▸ **EXERCISE OBJECTIVE**: Reproduce the listing below exactly, minus its pictures.

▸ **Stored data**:
⁂

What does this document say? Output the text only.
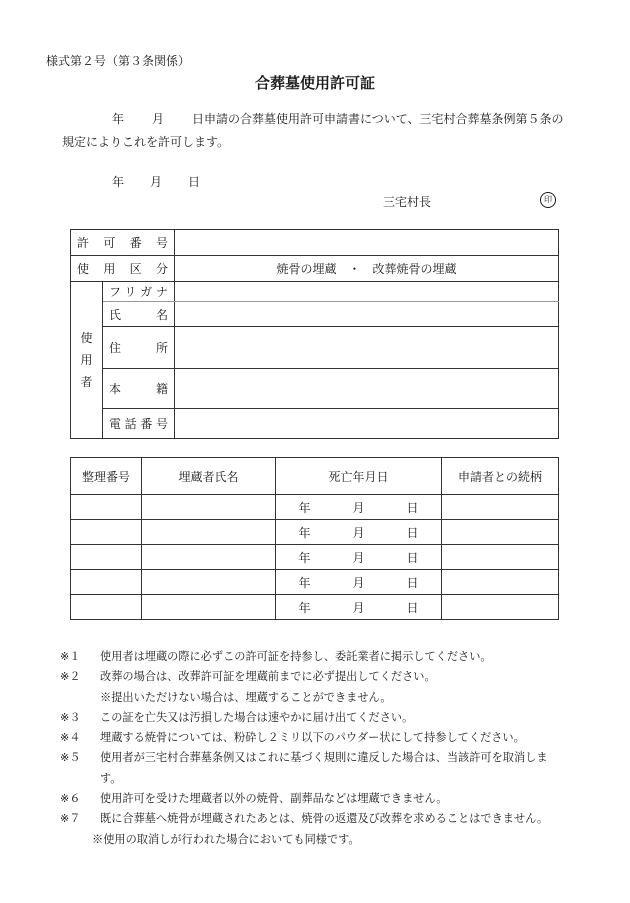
様式第２号（第３条関係）
合葬墓使用許可証
年 月 日申請の合葬墓使用許可申請書について、三宅村合葬墓条例第５条の
規定によりこれを許可します。
年 月 日
三宅村長	印
許　可　番　号		
使　用　区　分		焼骨の埋蔵　・　改葬焼骨の埋蔵

使
用
者	フリガナ	
	氏　　名	
	住　　所	
	本　　籍	
	電話番号	
整理番号	埋蔵者氏名	死亡年月日	申請者との続柄
		年 月 日	
		年 月 日	
		年 月 日	
		年 月 日	
		年 月 日	
※１ 使用者は埋蔵の際に必ずこの許可証を持参し、委託業者に掲示してください。
※２ 改葬の場合は、改葬許可証を埋蔵前までに必ず提出してください。
※提出いただけない場合は、埋蔵することができません。
※３ この証を亡失又は汚損した場合は速やかに届け出てください。
※４ 埋蔵する焼骨については、粉砕し２ミリ以下のパウダー状にして持参してください。
※５ 使用者が三宅村合葬墓条例又はこれに基づく規則に違反した場合は、当該許可を取消しま
す。
※６ 使用許可を受けた埋蔵者以外の焼骨、副葬品などは埋蔵できません。
※７ 既に合葬墓へ焼骨が埋蔵されたあとは、焼骨の返還及び改葬を求めることはできません。
※使用の取消しが行われた場合においても同様です。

⁂

▸ **RESPONSE TO THIS EXERCISE**:
What does this document say? Output the text only.
様式第２号（第３条関係）
合葬墓使用許可証
年 月 日申請の合葬墓使用許可申請書について、三宅村合葬墓条例第５条の
規定によりこれを許可します。
年 月 日
三宅村長	印
許　可　番　号		
使　用　区　分		焼骨の埋蔵　・　改葬焼骨の埋蔵

使
用
者	フリガナ	
	氏　　名	
	住　　所	
	本　　籍	
	電話番号	
整理番号	埋蔵者氏名	死亡年月日	申請者との続柄
		年 月 日	
		年 月 日	
		年 月 日	
		年 月 日	
		年 月 日	
※１ 使用者は埋蔵の際に必ずこの許可証を持参し、委託業者に掲示してください。
※２ 改葬の場合は、改葬許可証を埋蔵前までに必ず提出してください。
※提出いただけない場合は、埋蔵することができません。
※３ この証を亡失又は汚損した場合は速やかに届け出てください。
※４ 埋蔵する焼骨については、粉砕し２ミリ以下のパウダー状にして持参してください。
※５ 使用者が三宅村合葬墓条例又はこれに基づく規則に違反した場合は、当該許可を取消しま
す。
※６ 使用許可を受けた埋蔵者以外の焼骨、副葬品などは埋蔵できません。
※７ 既に合葬墓へ焼骨が埋蔵されたあとは、焼骨の返還及び改葬を求めることはできません。
※使用の取消しが行われた場合においても同様です。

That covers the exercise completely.